Stated problem: Exclude the pictures, then repeat the remaining data exactly.

Excerpted data:
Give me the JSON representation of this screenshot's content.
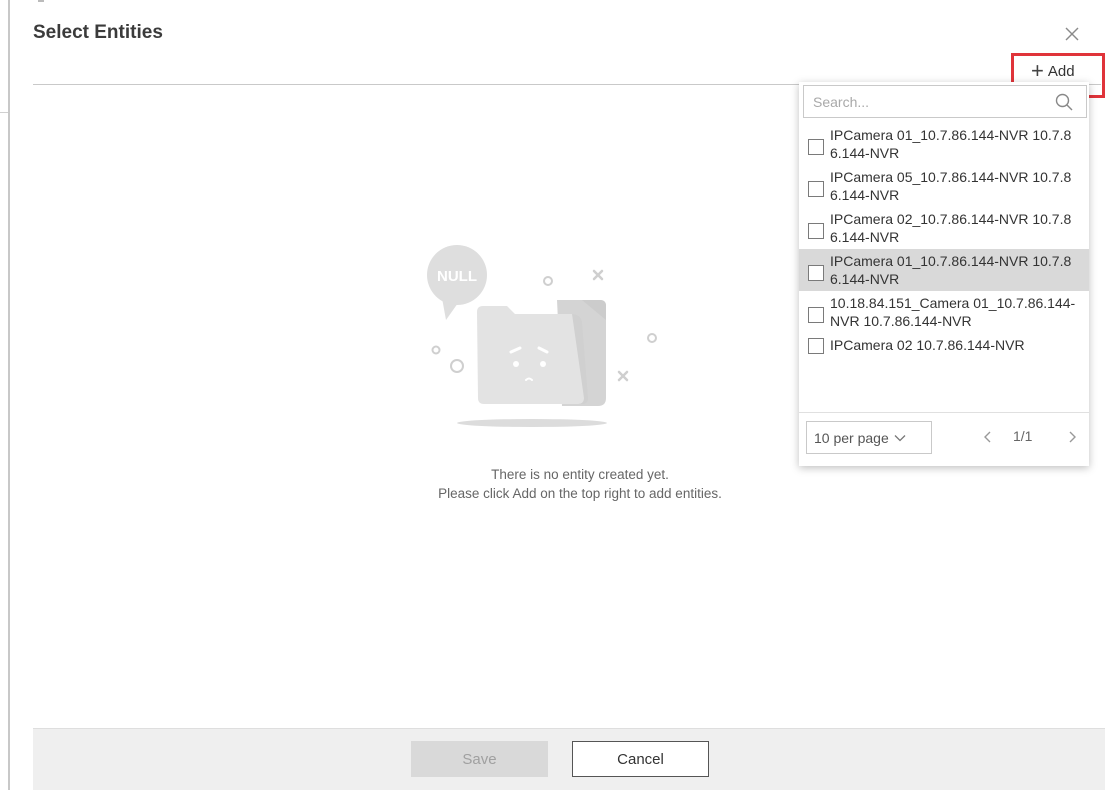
{
  "dialog": {
    "title": "Select Entities",
    "close_icon": "close-icon",
    "add_label": "Add",
    "add_icon": "plus-icon",
    "highlight_color": "#e0343a"
  },
  "empty_state": {
    "bubble_text": "NULL",
    "message_line1": "There is no entity created yet.",
    "message_line2": "Please click Add on the top right to add entities."
  },
  "dropdown": {
    "search_placeholder": "Search...",
    "search_value": "",
    "items": [
      {
        "label": "IPCamera 01_10.7.86.144-NVR 10.7.86.144-NVR",
        "checked": false,
        "hovered": false
      },
      {
        "label": "IPCamera 05_10.7.86.144-NVR 10.7.86.144-NVR",
        "checked": false,
        "hovered": false
      },
      {
        "label": "IPCamera 02_10.7.86.144-NVR 10.7.86.144-NVR",
        "checked": false,
        "hovered": false
      },
      {
        "label": "IPCamera 01_10.7.86.144-NVR 10.7.86.144-NVR",
        "checked": false,
        "hovered": true
      },
      {
        "label": "10.18.84.151_Camera 01_10.7.86.144-NVR 10.7.86.144-NVR",
        "checked": false,
        "hovered": false
      },
      {
        "label": "IPCamera 02 10.7.86.144-NVR",
        "checked": false,
        "hovered": false
      }
    ],
    "per_page": "10 per page",
    "page_indicator": "1/1"
  },
  "footer": {
    "save_label": "Save",
    "cancel_label": "Cancel"
  }
}
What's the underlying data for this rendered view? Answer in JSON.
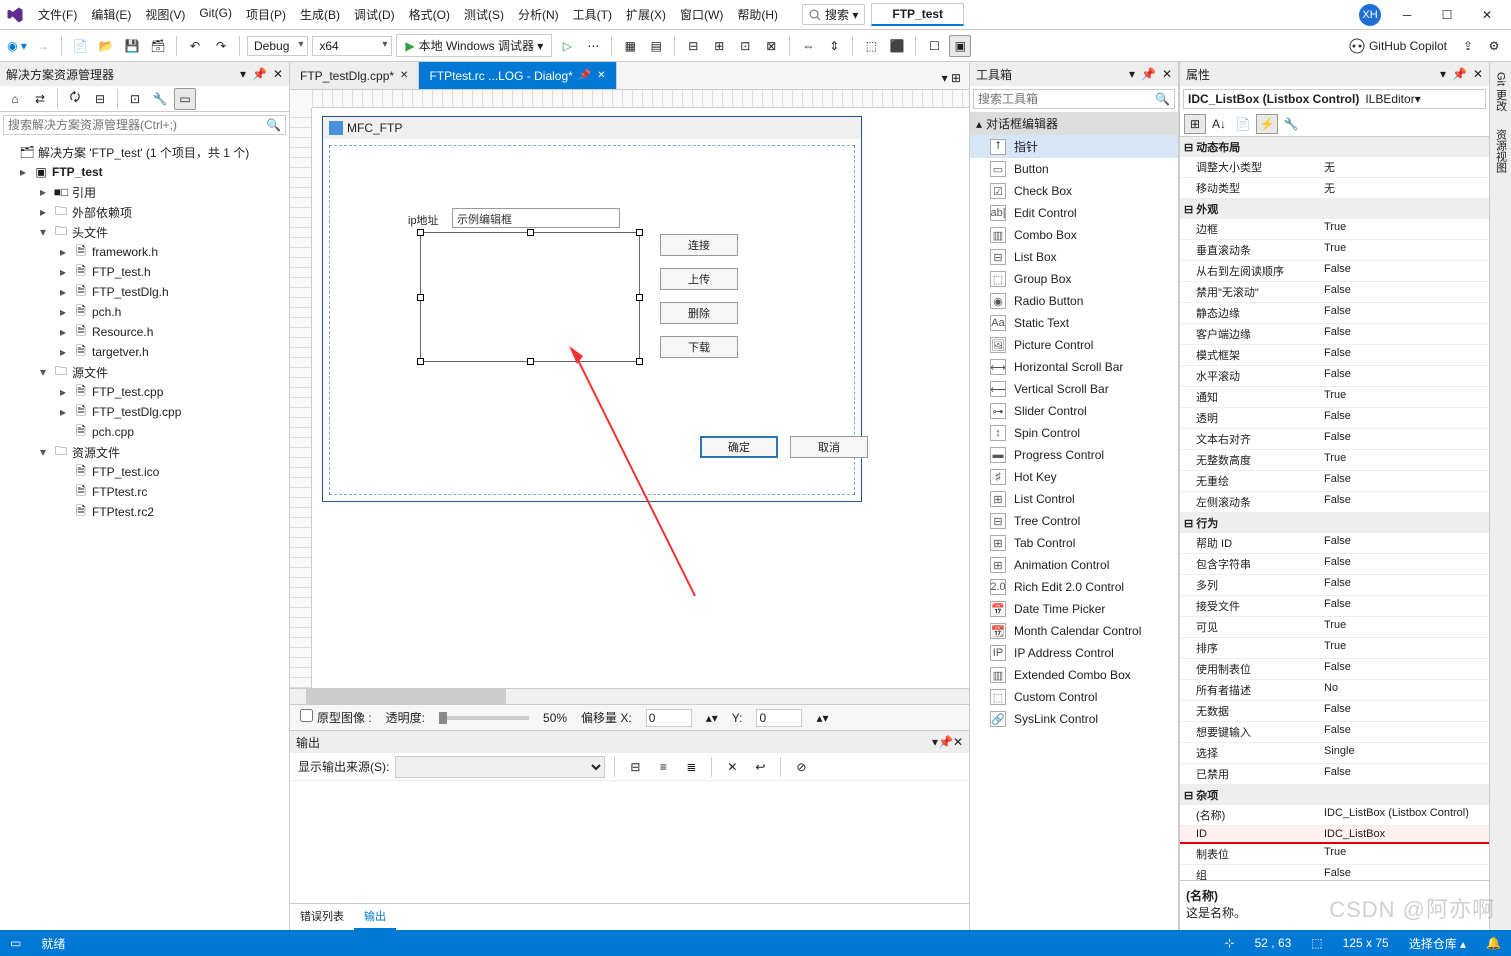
{
  "menu": [
    "文件(F)",
    "编辑(E)",
    "视图(V)",
    "Git(G)",
    "项目(P)",
    "生成(B)",
    "调试(D)",
    "格式(O)",
    "测试(S)",
    "分析(N)",
    "工具(T)",
    "扩展(X)",
    "窗口(W)",
    "帮助(H)"
  ],
  "search_placeholder": "搜索 ▾",
  "project_tab": "FTP_test",
  "user_badge": "XH",
  "toolbar": {
    "config": "Debug",
    "platform": "x64",
    "run": "本地 Windows 调试器 ▾",
    "copilot": "GitHub Copilot"
  },
  "solution": {
    "title": "解决方案资源管理器",
    "search_ph": "搜索解决方案资源管理器(Ctrl+;)",
    "root": "解决方案 'FTP_test' (1 个项目，共 1 个)",
    "proj": "FTP_test",
    "refs": "引用",
    "ext": "外部依赖项",
    "hdr": "头文件",
    "hdr_items": [
      "framework.h",
      "FTP_test.h",
      "FTP_testDlg.h",
      "pch.h",
      "Resource.h",
      "targetver.h"
    ],
    "src": "源文件",
    "src_items": [
      "FTP_test.cpp",
      "FTP_testDlg.cpp",
      "pch.cpp"
    ],
    "res": "资源文件",
    "res_items": [
      "FTP_test.ico",
      "FTPtest.rc",
      "FTPtest.rc2"
    ]
  },
  "tabs": [
    {
      "label": "FTP_testDlg.cpp*",
      "active": false
    },
    {
      "label": "FTPtest.rc ...LOG - Dialog*",
      "active": true
    }
  ],
  "dialog": {
    "title": "MFC_FTP",
    "ip_label": "ip地址",
    "edit_text": "示例编辑框",
    "btns": [
      "连接",
      "上传",
      "删除",
      "下载"
    ],
    "ok": "确定",
    "cancel": "取消"
  },
  "proto": {
    "chk": "原型图像 :",
    "opacity": "透明度:",
    "pct": "50%",
    "offx": "偏移量 X:",
    "offy": "Y:",
    "v0": "0"
  },
  "output": {
    "title": "输出",
    "src_label": "显示输出来源(S):",
    "tabs": [
      "错误列表",
      "输出"
    ]
  },
  "toolbox": {
    "title": "工具箱",
    "search": "搜索工具箱",
    "cat": "对话框编辑器",
    "items": [
      "指针",
      "Button",
      "Check Box",
      "Edit Control",
      "Combo Box",
      "List Box",
      "Group Box",
      "Radio Button",
      "Static Text",
      "Picture Control",
      "Horizontal Scroll Bar",
      "Vertical Scroll Bar",
      "Slider Control",
      "Spin Control",
      "Progress Control",
      "Hot Key",
      "List Control",
      "Tree Control",
      "Tab Control",
      "Animation Control",
      "Rich Edit 2.0 Control",
      "Date Time Picker",
      "Month Calendar Control",
      "IP Address Control",
      "Extended Combo Box",
      "Custom Control",
      "SysLink Control"
    ]
  },
  "props": {
    "title": "属性",
    "obj": "IDC_ListBox (Listbox Control)",
    "editor": "ILBEditor",
    "cats": [
      {
        "name": "动态布局",
        "rows": [
          [
            "调整大小类型",
            "无"
          ],
          [
            "移动类型",
            "无"
          ]
        ]
      },
      {
        "name": "外观",
        "rows": [
          [
            "边框",
            "True"
          ],
          [
            "垂直滚动条",
            "True"
          ],
          [
            "从右到左阅读顺序",
            "False"
          ],
          [
            "禁用\"无滚动\"",
            "False"
          ],
          [
            "静态边缘",
            "False"
          ],
          [
            "客户端边缘",
            "False"
          ],
          [
            "模式框架",
            "False"
          ],
          [
            "水平滚动",
            "False"
          ],
          [
            "通知",
            "True"
          ],
          [
            "透明",
            "False"
          ],
          [
            "文本右对齐",
            "False"
          ],
          [
            "无整数高度",
            "True"
          ],
          [
            "无重绘",
            "False"
          ],
          [
            "左侧滚动条",
            "False"
          ]
        ]
      },
      {
        "name": "行为",
        "rows": [
          [
            "帮助 ID",
            "False"
          ],
          [
            "包含字符串",
            "False"
          ],
          [
            "多列",
            "False"
          ],
          [
            "接受文件",
            "False"
          ],
          [
            "可见",
            "True"
          ],
          [
            "排序",
            "True"
          ],
          [
            "使用制表位",
            "False"
          ],
          [
            "所有者描述",
            "No"
          ],
          [
            "无数据",
            "False"
          ],
          [
            "想要键输入",
            "False"
          ],
          [
            "选择",
            "Single"
          ],
          [
            "已禁用",
            "False"
          ]
        ]
      },
      {
        "name": "杂项",
        "rows": [
          [
            "(名称)",
            "IDC_ListBox (Listbox Control)"
          ],
          [
            "ID",
            "IDC_ListBox"
          ],
          [
            "制表位",
            "True"
          ],
          [
            "组",
            "False"
          ]
        ]
      }
    ],
    "desc_t": "(名称)",
    "desc_b": "这是名称。"
  },
  "side": [
    "Git 更改",
    "资源视图"
  ],
  "status": {
    "ready": "就绪",
    "pos": "52 , 63",
    "size": "125 x 75",
    "repo": "选择仓库 ▴",
    "bell": "🔔"
  },
  "watermark": "CSDN @阿亦啊"
}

Final result:
Give me the JSON representation of this screenshot's content.
{
  "dialog": {
    "title": "Select Entities",
    "close_icon": "close-icon",
    "add_label": "Add",
    "add_icon": "plus-icon",
    "highlight_color": "#e0343a"
  },
  "empty_state": {
    "bubble_text": "NULL",
    "message_line1": "There is no entity created yet.",
    "message_line2": "Please click Add on the top right to add entities."
  },
  "dropdown": {
    "search_placeholder": "Search...",
    "search_value": "",
    "items": [
      {
        "label": "IPCamera 01_10.7.86.144-NVR 10.7.86.144-NVR",
        "checked": false,
        "hovered": false
      },
      {
        "label": "IPCamera 05_10.7.86.144-NVR 10.7.86.144-NVR",
        "checked": false,
        "hovered": false
      },
      {
        "label": "IPCamera 02_10.7.86.144-NVR 10.7.86.144-NVR",
        "checked": false,
        "hovered": false
      },
      {
        "label": "IPCamera 01_10.7.86.144-NVR 10.7.86.144-NVR",
        "checked": false,
        "hovered": true
      },
      {
        "label": "10.18.84.151_Camera 01_10.7.86.144-NVR 10.7.86.144-NVR",
        "checked": false,
        "hovered": false
      },
      {
        "label": "IPCamera 02 10.7.86.144-NVR",
        "checked": false,
        "hovered": false
      }
    ],
    "per_page": "10 per page",
    "page_indicator": "1/1"
  },
  "footer": {
    "save_label": "Save",
    "cancel_label": "Cancel"
  }
}
What's the underlying data for this rendered view? Answer in JSON.
{
  "menu": [
    "文件(F)",
    "编辑(E)",
    "视图(V)",
    "Git(G)",
    "项目(P)",
    "生成(B)",
    "调试(D)",
    "格式(O)",
    "测试(S)",
    "分析(N)",
    "工具(T)",
    "扩展(X)",
    "窗口(W)",
    "帮助(H)"
  ],
  "search_placeholder": "搜索 ▾",
  "project_tab": "FTP_test",
  "user_badge": "XH",
  "toolbar": {
    "config": "Debug",
    "platform": "x64",
    "run": "本地 Windows 调试器 ▾",
    "copilot": "GitHub Copilot"
  },
  "solution": {
    "title": "解决方案资源管理器",
    "search_ph": "搜索解决方案资源管理器(Ctrl+;)",
    "root": "解决方案 'FTP_test' (1 个项目，共 1 个)",
    "proj": "FTP_test",
    "refs": "引用",
    "ext": "外部依赖项",
    "hdr": "头文件",
    "hdr_items": [
      "framework.h",
      "FTP_test.h",
      "FTP_testDlg.h",
      "pch.h",
      "Resource.h",
      "targetver.h"
    ],
    "src": "源文件",
    "src_items": [
      "FTP_test.cpp",
      "FTP_testDlg.cpp",
      "pch.cpp"
    ],
    "res": "资源文件",
    "res_items": [
      "FTP_test.ico",
      "FTPtest.rc",
      "FTPtest.rc2"
    ]
  },
  "tabs": [
    {
      "label": "FTP_testDlg.cpp*",
      "active": false
    },
    {
      "label": "FTPtest.rc ...LOG - Dialog*",
      "active": true
    }
  ],
  "dialog": {
    "title": "MFC_FTP",
    "ip_label": "ip地址",
    "edit_text": "示例编辑框",
    "btns": [
      "连接",
      "上传",
      "删除",
      "下载"
    ],
    "ok": "确定",
    "cancel": "取消"
  },
  "proto": {
    "chk": "原型图像 :",
    "opacity": "透明度:",
    "pct": "50%",
    "offx": "偏移量 X:",
    "offy": "Y:",
    "v0": "0"
  },
  "output": {
    "title": "输出",
    "src_label": "显示输出来源(S):",
    "tabs": [
      "错误列表",
      "输出"
    ]
  },
  "toolbox": {
    "title": "工具箱",
    "search": "搜索工具箱",
    "cat": "对话框编辑器",
    "items": [
      "指针",
      "Button",
      "Check Box",
      "Edit Control",
      "Combo Box",
      "List Box",
      "Group Box",
      "Radio Button",
      "Static Text",
      "Picture Control",
      "Horizontal Scroll Bar",
      "Vertical Scroll Bar",
      "Slider Control",
      "Spin Control",
      "Progress Control",
      "Hot Key",
      "List Control",
      "Tree Control",
      "Tab Control",
      "Animation Control",
      "Rich Edit 2.0 Control",
      "Date Time Picker",
      "Month Calendar Control",
      "IP Address Control",
      "Extended Combo Box",
      "Custom Control",
      "SysLink Control"
    ]
  },
  "props": {
    "title": "属性",
    "obj": "IDC_ListBox (Listbox Control)",
    "editor": "ILBEditor",
    "cats": [
      {
        "name": "动态布局",
        "rows": [
          [
            "调整大小类型",
            "无"
          ],
          [
            "移动类型",
            "无"
          ]
        ]
      },
      {
        "name": "外观",
        "rows": [
          [
            "边框",
            "True"
          ],
          [
            "垂直滚动条",
            "True"
          ],
          [
            "从右到左阅读顺序",
            "False"
          ],
          [
            "禁用\"无滚动\"",
            "False"
          ],
          [
            "静态边缘",
            "False"
          ],
          [
            "客户端边缘",
            "False"
          ],
          [
            "模式框架",
            "False"
          ],
          [
            "水平滚动",
            "False"
          ],
          [
            "通知",
            "True"
          ],
          [
            "透明",
            "False"
          ],
          [
            "文本右对齐",
            "False"
          ],
          [
            "无整数高度",
            "True"
          ],
          [
            "无重绘",
            "False"
          ],
          [
            "左侧滚动条",
            "False"
          ]
        ]
      },
      {
        "name": "行为",
        "rows": [
          [
            "帮助 ID",
            "False"
          ],
          [
            "包含字符串",
            "False"
          ],
          [
            "多列",
            "False"
          ],
          [
            "接受文件",
            "False"
          ],
          [
            "可见",
            "True"
          ],
          [
            "排序",
            "True"
          ],
          [
            "使用制表位",
            "False"
          ],
          [
            "所有者描述",
            "No"
          ],
          [
            "无数据",
            "False"
          ],
          [
            "想要键输入",
            "False"
          ],
          [
            "选择",
            "Single"
          ],
          [
            "已禁用",
            "False"
          ]
        ]
      },
      {
        "name": "杂项",
        "rows": [
          [
            "(名称)",
            "IDC_ListBox (Listbox Control)"
          ],
          [
            "ID",
            "IDC_ListBox"
          ],
          [
            "制表位",
            "True"
          ],
          [
            "组",
            "False"
          ]
        ]
      }
    ],
    "desc_t": "(名称)",
    "desc_b": "这是名称。"
  },
  "side": [
    "Git 更改",
    "资源视图"
  ],
  "status": {
    "ready": "就绪",
    "pos": "52 , 63",
    "size": "125 x 75",
    "repo": "选择仓库 ▴",
    "bell": "🔔"
  },
  "watermark": "CSDN @阿亦啊"
}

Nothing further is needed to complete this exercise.